**Lines of data:**
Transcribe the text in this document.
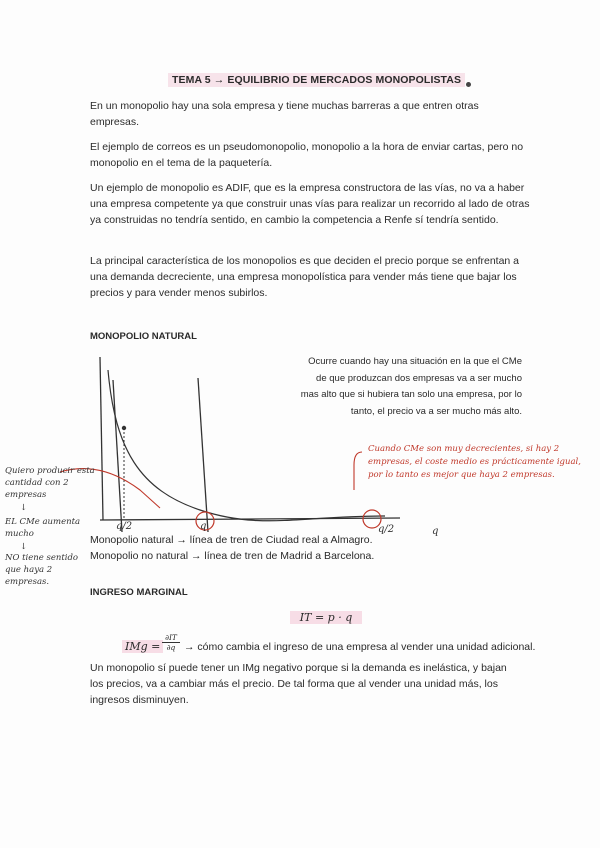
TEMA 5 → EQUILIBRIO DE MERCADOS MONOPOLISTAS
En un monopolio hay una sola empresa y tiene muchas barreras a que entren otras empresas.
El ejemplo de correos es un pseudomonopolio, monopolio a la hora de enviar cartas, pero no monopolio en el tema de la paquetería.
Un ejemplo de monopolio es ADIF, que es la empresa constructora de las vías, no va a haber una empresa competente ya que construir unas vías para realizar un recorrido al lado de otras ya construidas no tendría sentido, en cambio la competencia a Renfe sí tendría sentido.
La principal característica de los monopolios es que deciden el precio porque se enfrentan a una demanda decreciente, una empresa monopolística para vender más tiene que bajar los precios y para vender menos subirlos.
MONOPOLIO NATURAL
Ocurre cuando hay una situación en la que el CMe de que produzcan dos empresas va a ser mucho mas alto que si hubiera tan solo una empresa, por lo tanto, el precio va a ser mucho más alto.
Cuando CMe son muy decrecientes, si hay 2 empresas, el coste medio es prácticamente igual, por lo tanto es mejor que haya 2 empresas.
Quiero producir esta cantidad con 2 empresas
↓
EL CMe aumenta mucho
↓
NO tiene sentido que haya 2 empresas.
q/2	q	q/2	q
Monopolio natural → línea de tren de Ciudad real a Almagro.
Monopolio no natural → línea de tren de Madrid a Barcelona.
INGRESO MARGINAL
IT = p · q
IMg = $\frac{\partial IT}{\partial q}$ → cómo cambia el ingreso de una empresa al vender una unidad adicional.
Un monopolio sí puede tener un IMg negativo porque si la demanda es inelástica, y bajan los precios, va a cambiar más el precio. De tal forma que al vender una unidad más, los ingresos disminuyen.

...

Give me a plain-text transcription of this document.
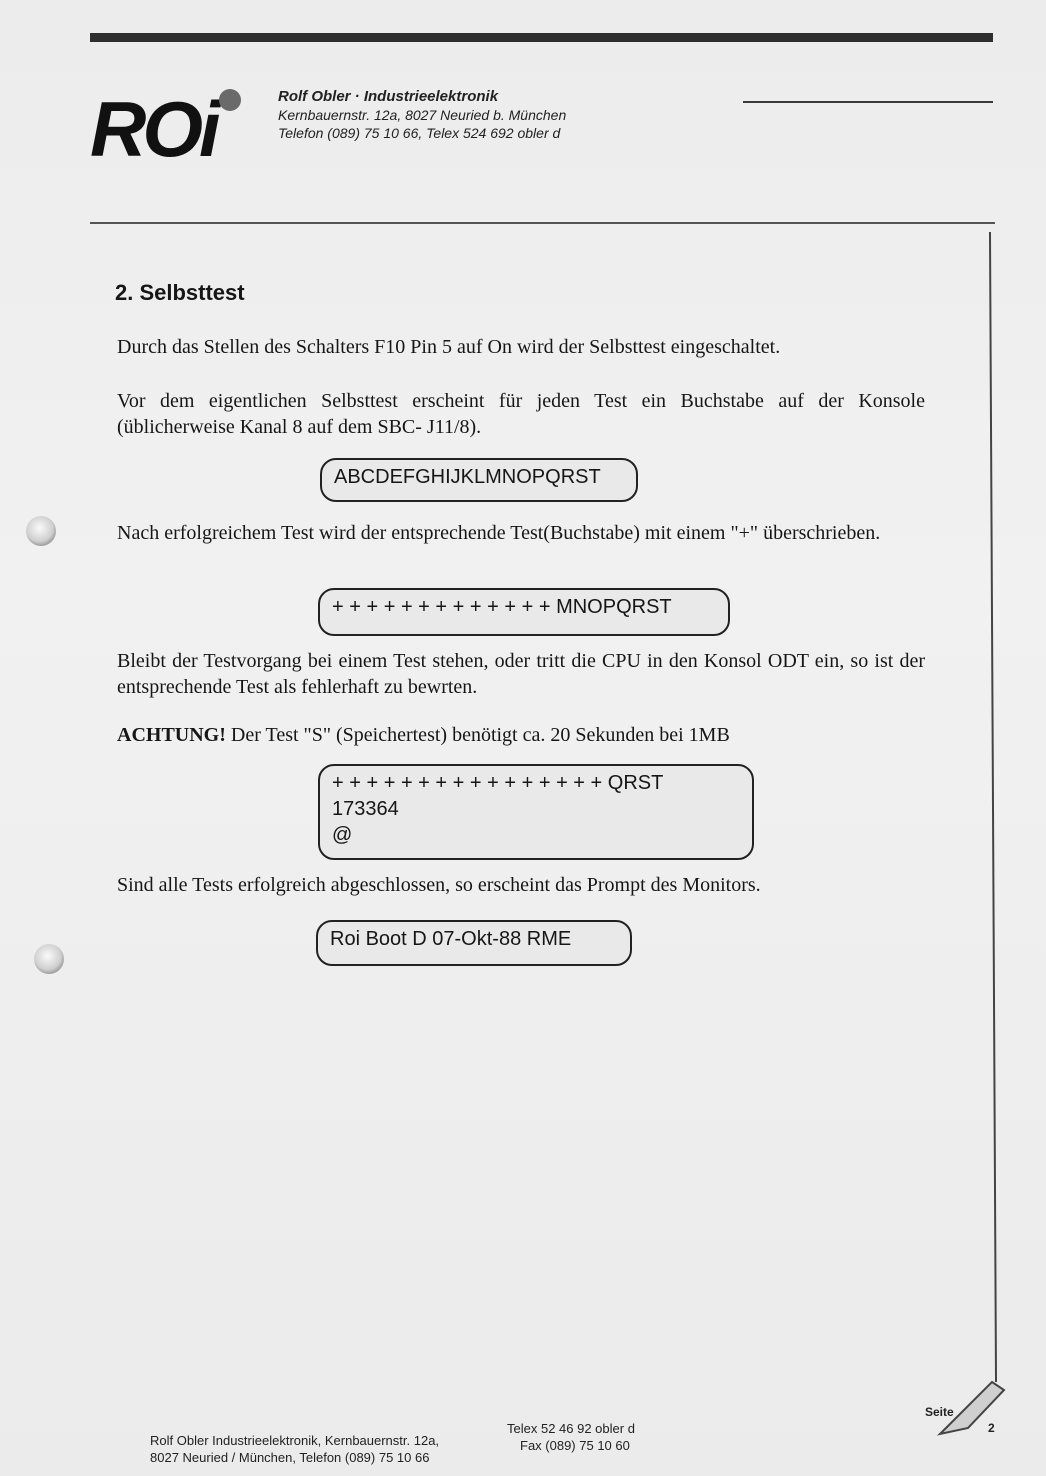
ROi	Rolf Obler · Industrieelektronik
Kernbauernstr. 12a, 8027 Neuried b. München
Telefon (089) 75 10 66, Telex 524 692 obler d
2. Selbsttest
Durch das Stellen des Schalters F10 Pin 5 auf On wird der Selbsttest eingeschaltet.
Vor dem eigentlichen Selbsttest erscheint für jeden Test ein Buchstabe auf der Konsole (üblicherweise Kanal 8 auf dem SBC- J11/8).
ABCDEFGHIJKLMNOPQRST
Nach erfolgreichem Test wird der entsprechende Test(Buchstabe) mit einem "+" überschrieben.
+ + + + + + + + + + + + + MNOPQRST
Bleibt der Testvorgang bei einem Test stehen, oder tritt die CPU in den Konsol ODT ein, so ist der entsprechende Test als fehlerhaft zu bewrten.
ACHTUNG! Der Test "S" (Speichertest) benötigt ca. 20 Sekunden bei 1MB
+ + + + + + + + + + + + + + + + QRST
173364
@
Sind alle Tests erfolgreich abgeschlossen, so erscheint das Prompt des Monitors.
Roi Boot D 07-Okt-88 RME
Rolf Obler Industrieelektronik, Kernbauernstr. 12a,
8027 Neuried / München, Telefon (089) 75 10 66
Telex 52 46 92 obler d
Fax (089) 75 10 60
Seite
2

**REQUIRED WORK:** Pull every line holding "línea" out of the records.

**ANSWER TO THE TASK:**
Monopolio natural → línea de tren de Ciudad real a Almagro.
Monopolio no natural → línea de tren de Madrid a Barcelona.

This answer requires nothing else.